给定文段
我们发现,这一步其实并没有实际的发送 response 给客户端,而是把 Send 对象 set 到了 KafkaChannel 中。
等到 poll 的时候,才会真正的去执行 write 操作,将数据写到底层的 SocketChannel 中。

poll 接收/发送数据

/**
     * Do whatever I/O can be done on each connection without blocking. This includes completing connections, completing
     * disconnections, initiating new sends, or making progress on in-progress sends or receives.
     *
     * 在不阻塞的情况下,对每个连接执行可以完成的所有 I/O 操作。
     * 这包括完成连接、完成断开连接、启动新的发送操作,或处理正在进行的发送或接收操作。
     *
     * When this call is completed the user can check for completed sends, receives, connections or disconnects using
     * {@link #completedSends()}, {@link #completedReceives()}, {@link #connected()}, {@link #disconnected()}. These
     * lists will be cleared at the beginning of each `poll` call and repopulated by the call if there is
     * any completed I/O.
     *
     * 当此调用完成后,用户可以通过 completedSends()、completedReceives()、#connected() 和 disconnected()
     * 来检查已完成的发送、接收、连接或断开连接。这些列表会在每次 `poll` 调用的开始时被清空,
     * 并在调用期间重新填充(如果有任何已完成的 I/O 操作)。
     *
     * In the "Plaintext" setting, we are using socketChannel to read & write to the network. But for the "SSL" setting,
     * we encrypt the data before we use socketChannel to write data to the network, and decrypt before we return the responses.
     * This requires additional buffers to be maintained as we are reading from network, since the data on the wire is encrypted
     * we won't be able to read exact no.of bytes as kafka protocol requires. We read as many bytes as we can, up to SSLEngine's
     * application buffer size. This means we might be reading additional bytes than the requested size.
     * If there is no further data to read from socketChannel selector won't invoke that channel and we have additional bytes
     * in the buffer. To overcome this issue we added "keysWithBufferedRead" map which tracks channels which have data in the SSL
     * buffers. If there are channels with buffered data that can by processed, we set "timeout" to 0 and process the data even
     * if there is no more data to read from the socket.
     *
     * 在“Plaintext”模式下,我们使用 `socketChannel` 与网络进行读写。
     * 但在“SSL”模式下,我们在使用 `socketChannel` 将数据写入网络之前对数据进行加密,并在返回响应之前对数据进行解密。
     * 由于网络上传输的数据是加密的,我们无法按照 Kafka 协议要求的精确字节数读取,
     * 因此需要维护额外的缓冲区来从网络读取数据。
     *
     * 我们会尽可能多地读取字节,最多读取到 `SSLEngine` 的应用缓冲区大小。
     * 这意味着我们可能会读取比请求的大小更多的字节。
     *
     * 如果从 `socketChannel` 中没有更多数据可读,则 selector 不会再调用该通道,
     * 但缓冲区中可能还有额外的数据。

清单摘录
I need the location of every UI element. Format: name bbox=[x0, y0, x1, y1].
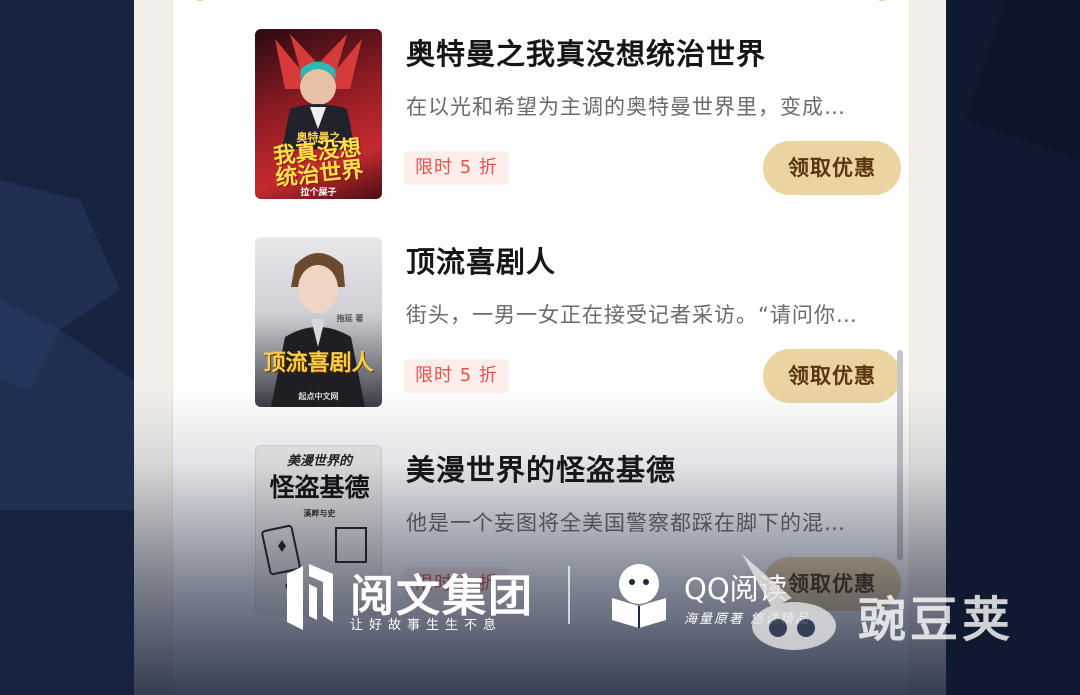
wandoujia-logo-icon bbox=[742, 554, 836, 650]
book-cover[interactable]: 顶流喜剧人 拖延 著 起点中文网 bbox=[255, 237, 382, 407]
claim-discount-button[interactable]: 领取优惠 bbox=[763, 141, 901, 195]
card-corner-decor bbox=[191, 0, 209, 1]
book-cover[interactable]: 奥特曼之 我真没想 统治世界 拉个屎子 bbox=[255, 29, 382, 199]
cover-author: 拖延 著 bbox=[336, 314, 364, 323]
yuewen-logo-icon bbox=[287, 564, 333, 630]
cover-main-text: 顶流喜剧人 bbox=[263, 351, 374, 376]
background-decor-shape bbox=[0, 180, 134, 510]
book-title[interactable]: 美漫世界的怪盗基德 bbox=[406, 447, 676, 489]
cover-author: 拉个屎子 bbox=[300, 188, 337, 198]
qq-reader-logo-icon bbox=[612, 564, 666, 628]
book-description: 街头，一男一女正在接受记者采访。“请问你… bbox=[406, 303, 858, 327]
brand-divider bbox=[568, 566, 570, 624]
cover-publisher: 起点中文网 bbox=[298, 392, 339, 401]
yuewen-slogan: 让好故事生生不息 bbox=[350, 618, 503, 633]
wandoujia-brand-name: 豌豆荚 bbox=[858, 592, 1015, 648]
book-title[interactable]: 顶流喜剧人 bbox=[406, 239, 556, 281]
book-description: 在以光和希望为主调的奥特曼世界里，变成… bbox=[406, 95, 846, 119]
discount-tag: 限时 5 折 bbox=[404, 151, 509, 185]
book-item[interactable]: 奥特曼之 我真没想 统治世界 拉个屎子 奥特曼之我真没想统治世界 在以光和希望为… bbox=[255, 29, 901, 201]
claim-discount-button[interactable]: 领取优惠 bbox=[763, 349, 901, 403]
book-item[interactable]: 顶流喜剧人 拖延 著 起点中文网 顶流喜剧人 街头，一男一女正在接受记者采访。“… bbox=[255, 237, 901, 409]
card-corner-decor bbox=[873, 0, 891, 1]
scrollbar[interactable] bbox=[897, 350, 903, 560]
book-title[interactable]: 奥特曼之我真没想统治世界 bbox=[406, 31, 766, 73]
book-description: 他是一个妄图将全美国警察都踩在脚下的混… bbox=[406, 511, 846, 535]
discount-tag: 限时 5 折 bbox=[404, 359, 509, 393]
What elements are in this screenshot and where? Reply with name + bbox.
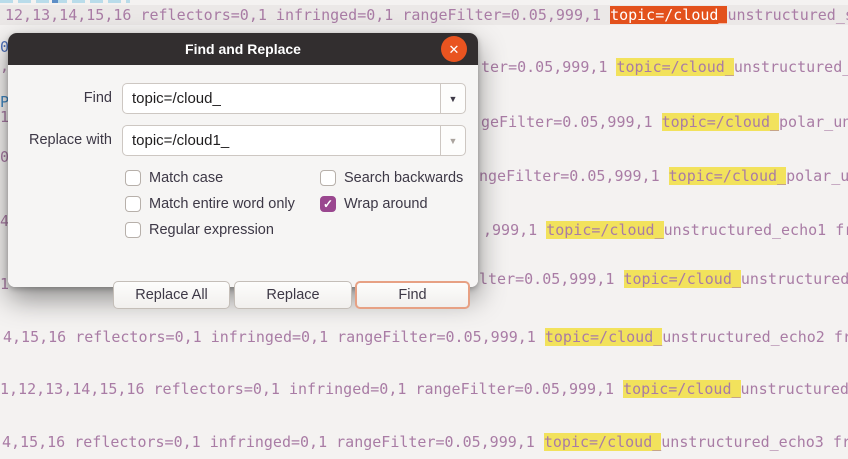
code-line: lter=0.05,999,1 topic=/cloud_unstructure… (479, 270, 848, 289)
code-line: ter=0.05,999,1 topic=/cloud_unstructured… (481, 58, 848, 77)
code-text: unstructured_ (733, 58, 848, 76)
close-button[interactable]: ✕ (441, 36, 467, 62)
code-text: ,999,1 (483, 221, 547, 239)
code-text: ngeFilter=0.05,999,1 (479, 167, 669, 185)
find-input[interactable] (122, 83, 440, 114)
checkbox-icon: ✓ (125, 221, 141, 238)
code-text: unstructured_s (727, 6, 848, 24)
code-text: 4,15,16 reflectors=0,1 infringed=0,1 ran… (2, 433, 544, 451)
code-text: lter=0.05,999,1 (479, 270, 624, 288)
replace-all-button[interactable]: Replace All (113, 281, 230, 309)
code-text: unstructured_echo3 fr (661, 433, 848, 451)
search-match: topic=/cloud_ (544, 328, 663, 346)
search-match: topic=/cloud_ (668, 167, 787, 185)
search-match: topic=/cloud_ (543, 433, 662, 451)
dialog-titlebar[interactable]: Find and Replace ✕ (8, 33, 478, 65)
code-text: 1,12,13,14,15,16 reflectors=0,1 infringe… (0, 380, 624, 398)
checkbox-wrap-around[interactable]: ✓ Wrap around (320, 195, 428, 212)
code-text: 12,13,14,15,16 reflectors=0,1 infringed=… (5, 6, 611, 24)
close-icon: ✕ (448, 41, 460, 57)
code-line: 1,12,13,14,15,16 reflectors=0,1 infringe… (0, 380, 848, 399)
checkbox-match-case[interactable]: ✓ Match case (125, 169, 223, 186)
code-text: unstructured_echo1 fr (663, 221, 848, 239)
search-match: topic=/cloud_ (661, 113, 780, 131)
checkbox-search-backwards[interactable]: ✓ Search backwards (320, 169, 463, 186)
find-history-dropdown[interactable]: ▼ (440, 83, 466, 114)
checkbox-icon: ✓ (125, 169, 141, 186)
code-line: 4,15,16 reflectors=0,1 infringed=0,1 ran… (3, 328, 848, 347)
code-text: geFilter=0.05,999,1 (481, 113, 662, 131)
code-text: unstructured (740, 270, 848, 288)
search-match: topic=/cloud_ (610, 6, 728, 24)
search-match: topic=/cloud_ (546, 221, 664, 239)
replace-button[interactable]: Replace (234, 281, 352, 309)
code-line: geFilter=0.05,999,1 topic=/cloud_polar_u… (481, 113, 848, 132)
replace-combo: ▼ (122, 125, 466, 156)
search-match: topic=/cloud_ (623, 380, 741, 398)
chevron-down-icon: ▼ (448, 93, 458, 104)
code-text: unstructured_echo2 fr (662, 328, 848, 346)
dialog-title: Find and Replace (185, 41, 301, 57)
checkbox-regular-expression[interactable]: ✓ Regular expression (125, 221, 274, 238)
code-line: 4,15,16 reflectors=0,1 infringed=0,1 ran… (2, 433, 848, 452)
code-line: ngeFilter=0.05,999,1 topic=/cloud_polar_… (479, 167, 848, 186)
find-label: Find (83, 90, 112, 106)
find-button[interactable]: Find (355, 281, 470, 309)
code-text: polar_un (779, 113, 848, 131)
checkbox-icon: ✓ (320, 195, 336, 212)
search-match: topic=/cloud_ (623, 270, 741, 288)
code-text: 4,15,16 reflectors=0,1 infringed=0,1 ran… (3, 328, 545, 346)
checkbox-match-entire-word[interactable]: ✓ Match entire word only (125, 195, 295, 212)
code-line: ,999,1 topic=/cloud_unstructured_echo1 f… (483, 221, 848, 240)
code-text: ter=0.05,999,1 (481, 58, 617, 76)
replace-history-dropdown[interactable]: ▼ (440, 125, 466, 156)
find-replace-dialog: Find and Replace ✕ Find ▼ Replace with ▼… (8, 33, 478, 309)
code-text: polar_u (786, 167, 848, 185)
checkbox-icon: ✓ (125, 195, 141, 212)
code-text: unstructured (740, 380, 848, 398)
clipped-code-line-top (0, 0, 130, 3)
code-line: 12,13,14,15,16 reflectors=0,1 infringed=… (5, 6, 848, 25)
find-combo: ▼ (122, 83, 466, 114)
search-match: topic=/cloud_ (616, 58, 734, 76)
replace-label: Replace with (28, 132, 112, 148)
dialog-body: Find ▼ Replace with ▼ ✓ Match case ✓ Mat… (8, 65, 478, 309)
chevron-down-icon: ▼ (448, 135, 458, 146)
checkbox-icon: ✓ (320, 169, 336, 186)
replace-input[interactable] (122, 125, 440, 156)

待解问题
• 1. 讲 Kafka poll 收发数据的那段文字里提到，poll 调用完成后，用户可以用几个方法查看已完成的发送、接收、连接和断开。把这些方法名全部列出来。
• 2. 从讲 Kafka poll 收发数据的文字中原样摘出一段，从“我们发现,这一步其实并没有实际的发送 response 给客户端,而是把”开始，一直到“sends or receives.”为止。
• 3. 讲 Kafka poll 收发数据的那段文字到最后一句就停了，请从这句之后接着往下写。

任务结果
• 1. completedSends()、completedReceives()、connected()、disconnected()

• 2.
我们发现,这一步其实并没有实际的发送 response 给客户端,而是把 Send 对象 set 到了 KafkaChannel 中。
等到 poll 的时候,才会真正的去执行 write 操作,将数据写到底层的 SocketChannel 中。

poll 接收/发送数据

/**
     * Do whatever I/O can be done on each connection without blocking. This includes completing connections, completing
     * disconnections, initiating new sends, or making progress on in-progress sends or receives.

• 3.
     *
     * 为了解决这个问题,我们添加了一个名为 "keysWithBufferedRead" 的映射,
     * 用于跟踪在 SSL 缓冲区中有数据的通道。如果存在可以处理缓冲数据的通道,
     * 我们将 `timeout` 设置为 0,即使 `socketChannel` 中没有更多数据可读,我们也会处理这些数据。
     *
     * Atmost one entry is added to "completedReceives" for a channel in each poll. This is necessary to guarantee that
     * requests from a channel are processed on the broker in the order they are sent. Since outstanding requests added
     * by SocketServer to the request queue may be processed by different request handler threads, requests on each
     * channel must be processed one-at-a-time to guarantee ordering.
     *
     * 每次 `poll` 中,每个通道最多只有一个条目被添加到 "completedReceives" 列表中。
     * 这是为了保证来自某个通道的请求在 broker 上按照发送顺序被处理。
     * 由于 `SocketServer` 添加到请求队列的未完成请求可能由不同的请求处理线程处理,
     * 为保证顺序性,每个通道的请求必须一次只能处理一个。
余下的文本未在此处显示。